Box annotation data:

»»

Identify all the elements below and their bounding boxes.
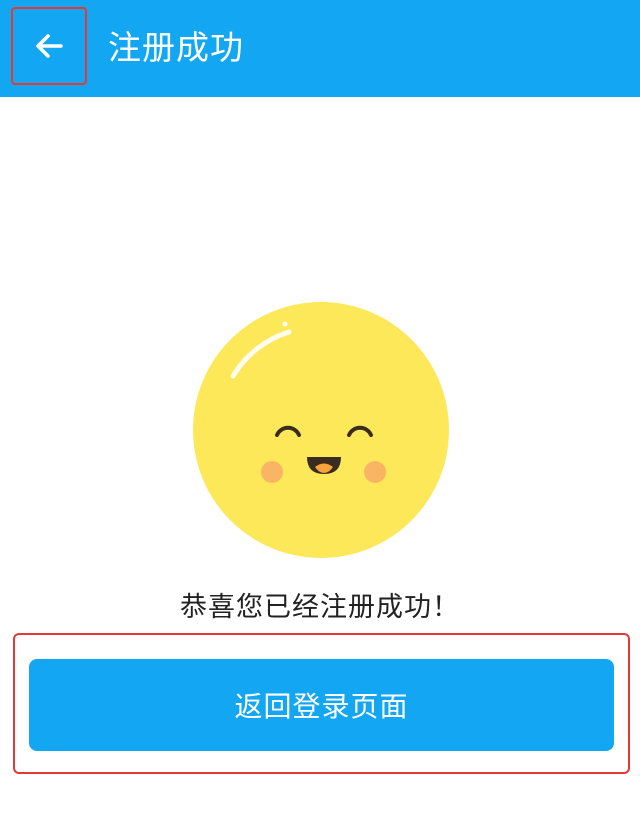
- screen: 注册成功 恭喜您已经注册成功！ 返回登录页面: [0, 0, 640, 826]
- app-bar: 注册成功: [0, 0, 640, 97]
- back-button[interactable]: [11, 7, 87, 85]
- page-title: 注册成功: [108, 28, 244, 67]
- return-to-login-button[interactable]: 返回登录页面: [29, 659, 614, 751]
- success-message: 恭喜您已经注册成功！: [180, 592, 460, 623]
- smiley-face-icon: [193, 302, 449, 558]
- arrow-left-icon: [36, 34, 63, 58]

««

■ Task statement:
Reproduce all the records with every occurrence of "interactable" changed to "clickable" and nothing else altered. Omit the pictures from your answer.

■ Full response:
Identify all the elements below and their bounding boxes.
- screen: 注册成功 恭喜您已经注册成功！ 返回登录页面: [0, 0, 640, 826]
- app-bar: 注册成功: [0, 0, 640, 97]
- back-button[clickable]: [11, 7, 87, 85]
- page-title: 注册成功: [108, 28, 244, 67]
- return-to-login-button[clickable]: 返回登录页面: [29, 659, 614, 751]
- success-message: 恭喜您已经注册成功！: [180, 592, 460, 623]
- smiley-face-icon: [193, 302, 449, 558]
- arrow-left-icon: [36, 34, 63, 58]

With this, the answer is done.